DIRECTIVE: Quote the passage on US job figures word for word, starting at "Bush has repeatedly" and ending after "credit-driven consumer spending.".

SOURCE PASSAGE:
§ §
BUSH AND company were quick to claim a turning point in the
recovery of the US economy when the Bureau of Labor Statistics’ March figures
showed a gain of 308,000 new jobs. The February figures were also revised
upwards to 87,000 (originally announced at only 23,000). Previously, the highest
monthly job gain since the beginning of the recession in March 2001 was 119,000
– it requires a minimum of 150,000 new jobs a month to keep pace with the growth
of the labour force.
Does this really mark the end of the ‘jobless’ – or rather
the ‘job-loss’ – recovery and the beginning of a phase of broad-based growth?
The performance of the economy will obviously have an important, perhaps a
decisive, bearing on the outcome of the November elections.
By official criteria the recession following the bursting of
the stock exchange bubble was exceptionally mild and short lived, running from
March to November 2001. But in terms of job losses it has been the worst
recession since the 1930s. Since the beginning of 2001, 2.4 million jobs have
disappeared.
The March figures are an improvement over recent months, but
there are still 1.8 million fewer jobs in the US than in January 2001, with net
job losses of 1.5 million in 2002 and 331,000 in 2003. Although the economy grew
at an annualised rate of 6% during the second half of 2003, the average monthly
employment gain was about 100,000. The same growth of GDP in the 1990s produced
250,000 new jobs a month.
Bush has repeatedly claimed that his $3 billion tax handout,
mainly to the super-rich, was an economic stimulus and job-creation plan. The
results are meagre. Breakdown of the March figures indicates the uneven
character of current growth, which depends on the continuation of the housing
bubble and other kinds of credit-driven consumer spending.
§ §
DATA SHOWN:

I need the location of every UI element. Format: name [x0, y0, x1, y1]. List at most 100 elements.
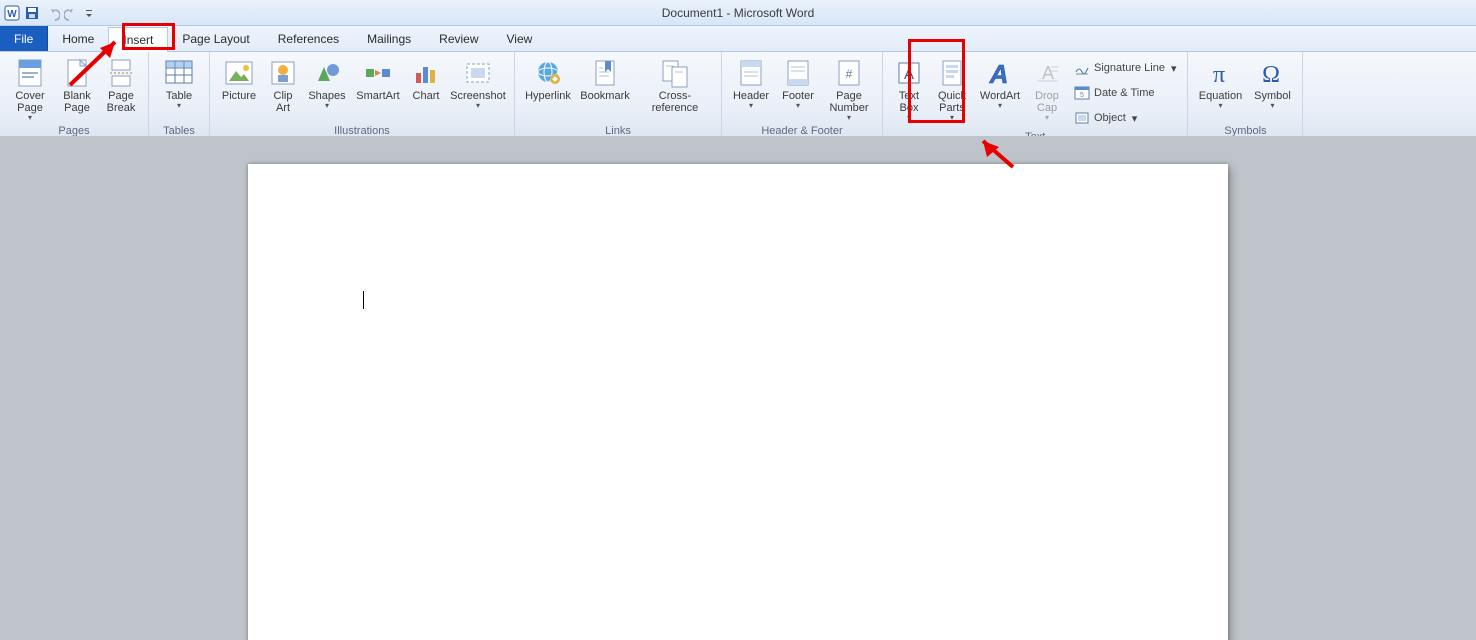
§ §
SOLUTION:
Bush has repeatedly claimed that his $3 billion tax handout,
mainly to the super-rich, was an economic stimulus and job-creation plan. The
results are meagre. Breakdown of the March figures indicates the uneven
character of current growth, which depends on the continuation of the housing
bubble and other kinds of credit-driven consumer spending.